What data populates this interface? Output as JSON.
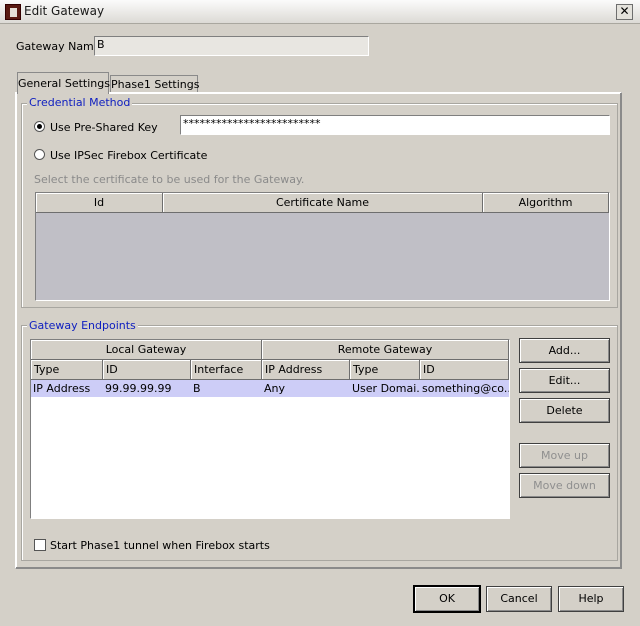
{
  "window": {
    "title": "Edit Gateway",
    "close_glyph": "✕"
  },
  "gateway_name": {
    "label": "Gateway Name:",
    "value": "B"
  },
  "tabs": [
    {
      "label": "General Settings",
      "active": true
    },
    {
      "label": "Phase1 Settings",
      "active": false
    }
  ],
  "credential": {
    "title": "Credential Method",
    "psk_label": "Use Pre-Shared Key",
    "psk_value": "*************************",
    "cert_label": "Use IPSec Firebox Certificate",
    "cert_hint": "Select the certificate to be used for the Gateway.",
    "columns": [
      "Id",
      "Certificate Name",
      "Algorithm"
    ],
    "selected": "psk"
  },
  "endpoints": {
    "title": "Gateway Endpoints",
    "group_headers": [
      "Local Gateway",
      "Remote Gateway"
    ],
    "columns": [
      "Type",
      "ID",
      "Interface",
      "IP Address",
      "Type",
      "ID"
    ],
    "rows": [
      {
        "cells": [
          "IP Address",
          "99.99.99.99",
          "B",
          "Any",
          "User Domai...",
          "something@co..."
        ],
        "selected": true
      }
    ],
    "buttons": {
      "add": "Add...",
      "edit": "Edit...",
      "delete": "Delete",
      "move_up": "Move up",
      "move_down": "Move down"
    },
    "start_phase1_label": "Start Phase1 tunnel when Firebox starts",
    "start_phase1_checked": false
  },
  "footer": {
    "ok": "OK",
    "cancel": "Cancel",
    "help": "Help"
  },
  "colors": {
    "selection": "#cdcdf7",
    "group_title": "#1020c0",
    "empty_table": "#c0bfc6"
  }
}
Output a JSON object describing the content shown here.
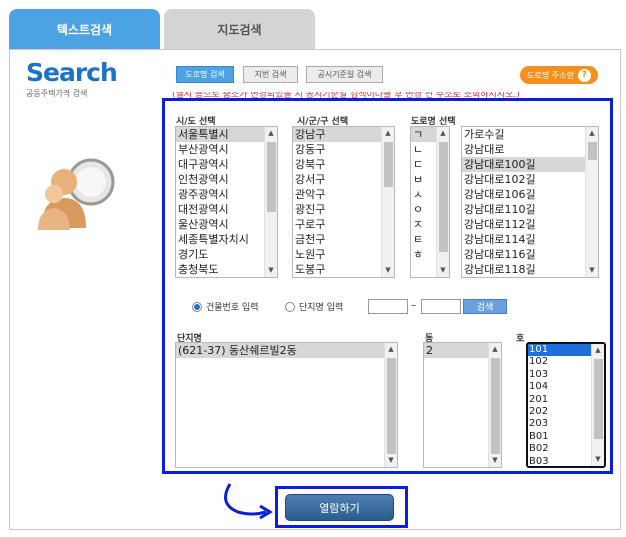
{
  "tabs": {
    "text_search": "텍스트검색",
    "map_search": "지도검색"
  },
  "logo": {
    "title": "Search",
    "subtitle": "공동주택가격 검색"
  },
  "buttons": {
    "road_name": "도로명 검색",
    "lot_number": "지번 검색",
    "notice_standard": "공시기준일 검색",
    "road_address_help": "도로명 주소란"
  },
  "notice_text": "(열시 등으로 중소가 변경되었을 시 공시기준일 검색이나를 후 변경 전 주소로 조회하시시오.)",
  "headers": {
    "sido": "시/도 선택",
    "sigungu": "시/군/구 선택",
    "road": "도로명 선택",
    "complex": "단지명",
    "dong": "동",
    "ho": "호"
  },
  "sido_list": [
    "서울특별시",
    "부산광역시",
    "대구광역시",
    "인천광역시",
    "광주광역시",
    "대전광역시",
    "울산광역시",
    "세종특별자치시",
    "경기도",
    "충청북도"
  ],
  "sigungu_list": [
    "강남구",
    "강동구",
    "강북구",
    "강서구",
    "관악구",
    "광진구",
    "구로구",
    "금천구",
    "노원구",
    "도봉구"
  ],
  "initial_list": [
    "ㄱ",
    "ㄴ",
    "ㄷ",
    "ㅂ",
    "ㅅ",
    "ㅇ",
    "ㅈ",
    "ㅌ",
    "ㅎ"
  ],
  "road_list": [
    "가로수길",
    "강남대로",
    "강남대로100길",
    "강남대로102길",
    "강남대로106길",
    "강남대로110길",
    "강남대로112길",
    "강남대로114길",
    "강남대로116길",
    "강남대로118길"
  ],
  "radio": {
    "building_no": "건물번호 입력",
    "complex_name": "단지명 입력"
  },
  "input_separator": "–",
  "search_button": "검색",
  "complex_list": [
    "(621-37) 동산쉐르빌2동"
  ],
  "dong_list": [
    "2"
  ],
  "ho_list": [
    "101",
    "102",
    "103",
    "104",
    "201",
    "202",
    "203",
    "B01",
    "B02",
    "B03"
  ],
  "view_button": "열람하기",
  "colors": {
    "tab_active": "#4ba3e3",
    "highlight_border": "#0a1fdc",
    "help_button": "#f4901e",
    "selected_ho": "#1e6fdc"
  }
}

○ ○ ○ ○ ○

### Task requirements
Transcribe the records above exactly as they appear, leaving out any pictures.

### Exercise result
What data populates this interface? Output as JSON.
{
  "window": {
    "title": "Edit Gateway",
    "close_glyph": "✕"
  },
  "gateway_name": {
    "label": "Gateway Name:",
    "value": "B"
  },
  "tabs": [
    {
      "label": "General Settings",
      "active": true
    },
    {
      "label": "Phase1 Settings",
      "active": false
    }
  ],
  "credential": {
    "title": "Credential Method",
    "psk_label": "Use Pre-Shared Key",
    "psk_value": "*************************",
    "cert_label": "Use IPSec Firebox Certificate",
    "cert_hint": "Select the certificate to be used for the Gateway.",
    "columns": [
      "Id",
      "Certificate Name",
      "Algorithm"
    ],
    "selected": "psk"
  },
  "endpoints": {
    "title": "Gateway Endpoints",
    "group_headers": [
      "Local Gateway",
      "Remote Gateway"
    ],
    "columns": [
      "Type",
      "ID",
      "Interface",
      "IP Address",
      "Type",
      "ID"
    ],
    "rows": [
      {
        "cells": [
          "IP Address",
          "99.99.99.99",
          "B",
          "Any",
          "User Domai...",
          "something@co..."
        ],
        "selected": true
      }
    ],
    "buttons": {
      "add": "Add...",
      "edit": "Edit...",
      "delete": "Delete",
      "move_up": "Move up",
      "move_down": "Move down"
    },
    "start_phase1_label": "Start Phase1 tunnel when Firebox starts",
    "start_phase1_checked": false
  },
  "footer": {
    "ok": "OK",
    "cancel": "Cancel",
    "help": "Help"
  },
  "colors": {
    "selection": "#cdcdf7",
    "group_title": "#1020c0",
    "empty_table": "#c0bfc6"
  }
}
Output a JSON object describing the content shown here.
{
  "tabs": {
    "text_search": "텍스트검색",
    "map_search": "지도검색"
  },
  "logo": {
    "title": "Search",
    "subtitle": "공동주택가격 검색"
  },
  "buttons": {
    "road_name": "도로명 검색",
    "lot_number": "지번 검색",
    "notice_standard": "공시기준일 검색",
    "road_address_help": "도로명 주소란"
  },
  "notice_text": "(열시 등으로 중소가 변경되었을 시 공시기준일 검색이나를 후 변경 전 주소로 조회하시시오.)",
  "headers": {
    "sido": "시/도 선택",
    "sigungu": "시/군/구 선택",
    "road": "도로명 선택",
    "complex": "단지명",
    "dong": "동",
    "ho": "호"
  },
  "sido_list": [
    "서울특별시",
    "부산광역시",
    "대구광역시",
    "인천광역시",
    "광주광역시",
    "대전광역시",
    "울산광역시",
    "세종특별자치시",
    "경기도",
    "충청북도"
  ],
  "sigungu_list": [
    "강남구",
    "강동구",
    "강북구",
    "강서구",
    "관악구",
    "광진구",
    "구로구",
    "금천구",
    "노원구",
    "도봉구"
  ],
  "initial_list": [
    "ㄱ",
    "ㄴ",
    "ㄷ",
    "ㅂ",
    "ㅅ",
    "ㅇ",
    "ㅈ",
    "ㅌ",
    "ㅎ"
  ],
  "road_list": [
    "가로수길",
    "강남대로",
    "강남대로100길",
    "강남대로102길",
    "강남대로106길",
    "강남대로110길",
    "강남대로112길",
    "강남대로114길",
    "강남대로116길",
    "강남대로118길"
  ],
  "radio": {
    "building_no": "건물번호 입력",
    "complex_name": "단지명 입력"
  },
  "input_separator": "–",
  "search_button": "검색",
  "complex_list": [
    "(621-37) 동산쉐르빌2동"
  ],
  "dong_list": [
    "2"
  ],
  "ho_list": [
    "101",
    "102",
    "103",
    "104",
    "201",
    "202",
    "203",
    "B01",
    "B02",
    "B03"
  ],
  "view_button": "열람하기",
  "colors": {
    "tab_active": "#4ba3e3",
    "highlight_border": "#0a1fdc",
    "help_button": "#f4901e",
    "selected_ho": "#1e6fdc"
  }
}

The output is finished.